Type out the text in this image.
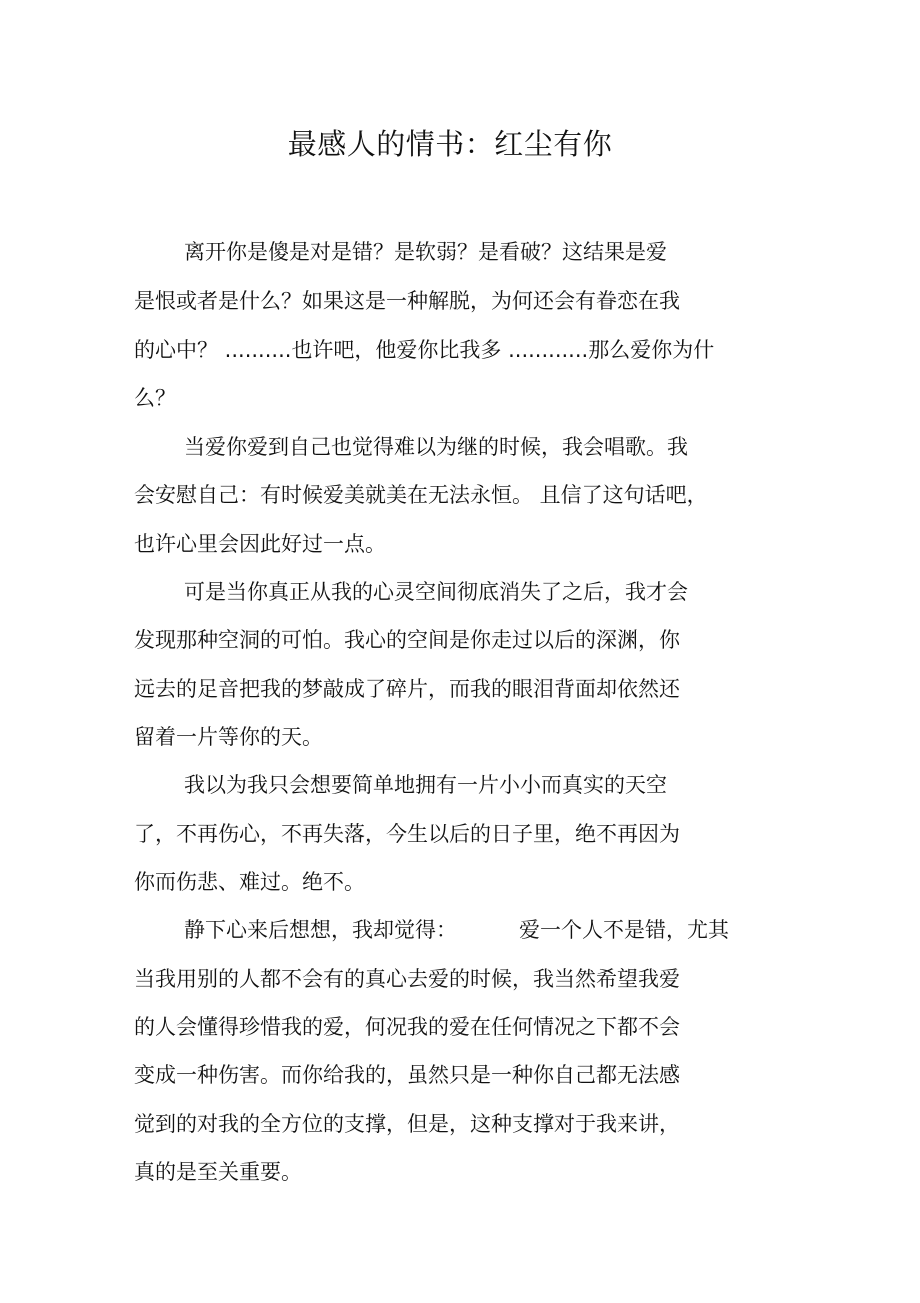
最感人的情书：红尘有你
离开你是傻是对是错？是软弱？是看破？这结果是爱
是恨或者是什么？如果这是一种解脱，为何还会有眷恋在我
的心中？ ..........也许吧，他爱你比我多 ............那么爱你为什
么？
当爱你爱到自己也觉得难以为继的时候，我会唱歌。我
会安慰自己：有时候爱美就美在无法永恒。 且信了这句话吧，
也许心里会因此好过一点。
可是当你真正从我的心灵空间彻底消失了之后，我才会
发现那种空洞的可怕。我心的空间是你走过以后的深渊，你
远去的足音把我的梦敲成了碎片，而我的眼泪背面却依然还
留着一片等你的天。
我以为我只会想要简单地拥有一片小小而真实的天空
了，不再伤心，不再失落，今生以后的日子里，绝不再因为
你而伤悲、难过。绝不。
静下心来后想想，我却觉得：	爱一个人不是错，尤其
当我用别的人都不会有的真心去爱的时候，我当然希望我爱
的人会懂得珍惜我的爱，何况我的爱在任何情况之下都不会
变成一种伤害。而你给我的，虽然只是一种你自己都无法感
觉到的对我的全方位的支撑，但是，这种支撑对于我来讲，
真的是至关重要。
· · · ·
From the records given above, reproduce all text exactly and exclude each picture.

* [Right answer]:
Type out the text in this image.
最感人的情书：红尘有你
离开你是傻是对是错？是软弱？是看破？这结果是爱
是恨或者是什么？如果这是一种解脱，为何还会有眷恋在我
的心中？ ..........也许吧，他爱你比我多 ............那么爱你为什
么？
当爱你爱到自己也觉得难以为继的时候，我会唱歌。我
会安慰自己：有时候爱美就美在无法永恒。 且信了这句话吧，
也许心里会因此好过一点。
可是当你真正从我的心灵空间彻底消失了之后，我才会
发现那种空洞的可怕。我心的空间是你走过以后的深渊，你
远去的足音把我的梦敲成了碎片，而我的眼泪背面却依然还
留着一片等你的天。
我以为我只会想要简单地拥有一片小小而真实的天空
了，不再伤心，不再失落，今生以后的日子里，绝不再因为
你而伤悲、难过。绝不。
静下心来后想想，我却觉得：	爱一个人不是错，尤其
当我用别的人都不会有的真心去爱的时候，我当然希望我爱
的人会懂得珍惜我的爱，何况我的爱在任何情况之下都不会
变成一种伤害。而你给我的，虽然只是一种你自己都无法感
觉到的对我的全方位的支撑，但是，这种支撑对于我来讲，
真的是至关重要。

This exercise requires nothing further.